**Instructions for the task**. Give back a single number, the count of lines containing the word "shown".

**Data for this task**.
— Begin —
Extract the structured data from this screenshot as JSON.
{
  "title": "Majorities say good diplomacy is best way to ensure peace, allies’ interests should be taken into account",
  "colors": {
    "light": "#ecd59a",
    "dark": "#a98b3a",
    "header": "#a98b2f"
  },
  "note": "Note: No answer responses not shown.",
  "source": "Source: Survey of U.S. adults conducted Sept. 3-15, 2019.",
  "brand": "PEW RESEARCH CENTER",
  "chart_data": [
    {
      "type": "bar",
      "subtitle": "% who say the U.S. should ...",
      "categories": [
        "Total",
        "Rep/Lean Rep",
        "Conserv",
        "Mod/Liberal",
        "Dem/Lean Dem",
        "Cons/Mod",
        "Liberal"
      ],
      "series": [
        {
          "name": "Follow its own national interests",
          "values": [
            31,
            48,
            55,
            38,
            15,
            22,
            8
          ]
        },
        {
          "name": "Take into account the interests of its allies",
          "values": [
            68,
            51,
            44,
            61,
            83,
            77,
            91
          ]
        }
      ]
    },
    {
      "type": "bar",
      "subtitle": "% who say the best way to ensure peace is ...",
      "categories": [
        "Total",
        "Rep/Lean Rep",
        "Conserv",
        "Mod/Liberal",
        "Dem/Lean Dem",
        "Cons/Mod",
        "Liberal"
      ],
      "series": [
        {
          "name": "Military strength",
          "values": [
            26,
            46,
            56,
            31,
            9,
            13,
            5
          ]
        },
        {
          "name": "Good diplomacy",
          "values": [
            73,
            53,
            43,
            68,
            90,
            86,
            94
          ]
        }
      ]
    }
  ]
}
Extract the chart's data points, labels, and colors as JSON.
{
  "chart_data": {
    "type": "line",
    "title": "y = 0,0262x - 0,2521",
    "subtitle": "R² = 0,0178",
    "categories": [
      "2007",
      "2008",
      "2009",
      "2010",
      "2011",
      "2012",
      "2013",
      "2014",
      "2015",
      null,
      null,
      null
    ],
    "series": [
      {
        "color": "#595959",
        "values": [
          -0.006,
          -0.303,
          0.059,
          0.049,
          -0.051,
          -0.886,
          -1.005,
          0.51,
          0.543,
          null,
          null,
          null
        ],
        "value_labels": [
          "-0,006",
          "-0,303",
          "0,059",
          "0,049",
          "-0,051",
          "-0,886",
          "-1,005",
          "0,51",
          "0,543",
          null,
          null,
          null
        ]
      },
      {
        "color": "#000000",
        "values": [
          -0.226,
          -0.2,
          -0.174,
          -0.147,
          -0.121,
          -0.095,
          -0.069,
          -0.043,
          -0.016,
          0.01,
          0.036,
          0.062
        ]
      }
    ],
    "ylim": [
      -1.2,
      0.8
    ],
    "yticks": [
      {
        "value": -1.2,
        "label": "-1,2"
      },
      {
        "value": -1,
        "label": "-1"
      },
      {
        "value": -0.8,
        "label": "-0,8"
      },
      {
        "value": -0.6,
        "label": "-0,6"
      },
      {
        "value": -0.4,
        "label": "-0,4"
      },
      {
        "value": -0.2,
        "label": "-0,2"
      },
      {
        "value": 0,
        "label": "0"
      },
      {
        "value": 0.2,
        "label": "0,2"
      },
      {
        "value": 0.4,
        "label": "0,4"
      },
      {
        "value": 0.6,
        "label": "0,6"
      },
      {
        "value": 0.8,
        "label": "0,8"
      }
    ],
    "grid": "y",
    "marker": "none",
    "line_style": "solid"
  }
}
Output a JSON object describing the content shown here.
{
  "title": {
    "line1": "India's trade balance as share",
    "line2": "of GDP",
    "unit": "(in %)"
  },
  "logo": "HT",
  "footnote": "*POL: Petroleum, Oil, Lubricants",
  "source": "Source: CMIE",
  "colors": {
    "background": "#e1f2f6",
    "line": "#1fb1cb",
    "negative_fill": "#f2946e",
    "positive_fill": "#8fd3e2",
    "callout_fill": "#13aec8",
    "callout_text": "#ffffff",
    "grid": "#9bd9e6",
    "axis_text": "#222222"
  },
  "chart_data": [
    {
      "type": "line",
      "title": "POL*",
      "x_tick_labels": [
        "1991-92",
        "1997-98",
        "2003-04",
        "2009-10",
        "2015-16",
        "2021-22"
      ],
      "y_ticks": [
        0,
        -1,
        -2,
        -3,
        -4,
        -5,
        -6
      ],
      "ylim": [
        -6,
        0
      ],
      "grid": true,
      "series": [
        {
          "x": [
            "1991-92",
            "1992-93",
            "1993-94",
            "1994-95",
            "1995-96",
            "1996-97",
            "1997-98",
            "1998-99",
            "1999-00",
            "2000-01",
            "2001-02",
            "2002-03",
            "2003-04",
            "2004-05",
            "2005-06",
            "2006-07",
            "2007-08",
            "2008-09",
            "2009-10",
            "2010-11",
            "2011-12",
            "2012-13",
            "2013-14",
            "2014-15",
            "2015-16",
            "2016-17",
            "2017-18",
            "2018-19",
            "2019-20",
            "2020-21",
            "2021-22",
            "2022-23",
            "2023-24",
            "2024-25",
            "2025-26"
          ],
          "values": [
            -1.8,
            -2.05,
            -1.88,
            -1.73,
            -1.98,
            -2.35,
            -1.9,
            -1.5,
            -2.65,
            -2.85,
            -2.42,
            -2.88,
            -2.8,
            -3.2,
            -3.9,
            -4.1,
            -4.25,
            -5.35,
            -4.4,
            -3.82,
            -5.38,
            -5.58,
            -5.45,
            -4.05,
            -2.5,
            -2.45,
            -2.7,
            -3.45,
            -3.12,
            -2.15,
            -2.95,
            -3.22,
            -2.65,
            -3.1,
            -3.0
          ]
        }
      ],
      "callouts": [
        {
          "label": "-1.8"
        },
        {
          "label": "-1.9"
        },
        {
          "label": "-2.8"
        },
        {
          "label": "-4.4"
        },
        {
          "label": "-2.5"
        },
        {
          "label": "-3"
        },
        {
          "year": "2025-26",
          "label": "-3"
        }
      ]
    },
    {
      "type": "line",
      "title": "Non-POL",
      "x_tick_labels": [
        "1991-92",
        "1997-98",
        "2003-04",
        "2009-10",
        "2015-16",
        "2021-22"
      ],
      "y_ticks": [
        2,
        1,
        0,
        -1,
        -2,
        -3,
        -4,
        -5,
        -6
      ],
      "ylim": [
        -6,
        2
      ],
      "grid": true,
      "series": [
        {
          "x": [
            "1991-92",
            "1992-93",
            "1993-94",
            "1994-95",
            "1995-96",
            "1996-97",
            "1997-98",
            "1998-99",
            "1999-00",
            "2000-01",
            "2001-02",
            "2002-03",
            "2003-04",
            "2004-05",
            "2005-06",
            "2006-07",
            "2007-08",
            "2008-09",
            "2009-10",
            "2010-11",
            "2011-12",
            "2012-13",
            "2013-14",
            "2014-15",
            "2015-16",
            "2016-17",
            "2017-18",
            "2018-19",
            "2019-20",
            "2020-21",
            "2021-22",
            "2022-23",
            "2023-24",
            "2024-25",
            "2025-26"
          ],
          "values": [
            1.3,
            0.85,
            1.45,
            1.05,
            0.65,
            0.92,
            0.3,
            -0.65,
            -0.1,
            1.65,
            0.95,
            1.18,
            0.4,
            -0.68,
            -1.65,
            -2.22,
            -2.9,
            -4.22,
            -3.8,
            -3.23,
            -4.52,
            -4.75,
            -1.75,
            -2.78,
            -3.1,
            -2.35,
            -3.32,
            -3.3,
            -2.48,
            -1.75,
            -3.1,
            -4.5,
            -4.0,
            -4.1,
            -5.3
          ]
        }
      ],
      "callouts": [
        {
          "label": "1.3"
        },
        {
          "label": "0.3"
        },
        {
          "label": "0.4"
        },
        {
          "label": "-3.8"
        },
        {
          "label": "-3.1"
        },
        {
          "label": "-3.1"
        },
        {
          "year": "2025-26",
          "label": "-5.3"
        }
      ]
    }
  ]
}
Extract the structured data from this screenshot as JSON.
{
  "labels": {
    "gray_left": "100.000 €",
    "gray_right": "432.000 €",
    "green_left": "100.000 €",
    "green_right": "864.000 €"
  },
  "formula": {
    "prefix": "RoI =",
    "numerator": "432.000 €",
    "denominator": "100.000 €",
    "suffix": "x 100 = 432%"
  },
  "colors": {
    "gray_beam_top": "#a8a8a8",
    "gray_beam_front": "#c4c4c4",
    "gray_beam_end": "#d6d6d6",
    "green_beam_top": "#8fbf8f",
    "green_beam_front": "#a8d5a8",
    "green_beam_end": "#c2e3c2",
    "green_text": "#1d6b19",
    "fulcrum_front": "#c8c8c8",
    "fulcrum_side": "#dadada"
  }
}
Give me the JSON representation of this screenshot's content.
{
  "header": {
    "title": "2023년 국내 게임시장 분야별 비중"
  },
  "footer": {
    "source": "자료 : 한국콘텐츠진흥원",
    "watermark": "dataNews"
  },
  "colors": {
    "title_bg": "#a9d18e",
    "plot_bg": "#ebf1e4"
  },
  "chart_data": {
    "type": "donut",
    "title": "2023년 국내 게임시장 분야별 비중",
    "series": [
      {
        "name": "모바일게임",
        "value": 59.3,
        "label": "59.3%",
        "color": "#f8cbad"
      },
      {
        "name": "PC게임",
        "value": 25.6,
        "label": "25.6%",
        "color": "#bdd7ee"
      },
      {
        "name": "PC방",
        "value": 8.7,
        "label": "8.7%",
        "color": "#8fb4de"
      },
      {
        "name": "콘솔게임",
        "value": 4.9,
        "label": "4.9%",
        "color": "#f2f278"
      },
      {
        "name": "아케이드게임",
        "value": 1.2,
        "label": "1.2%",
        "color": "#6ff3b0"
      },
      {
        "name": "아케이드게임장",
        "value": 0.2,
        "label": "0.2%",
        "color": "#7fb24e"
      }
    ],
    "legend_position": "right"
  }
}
— End —
**Full response**. 2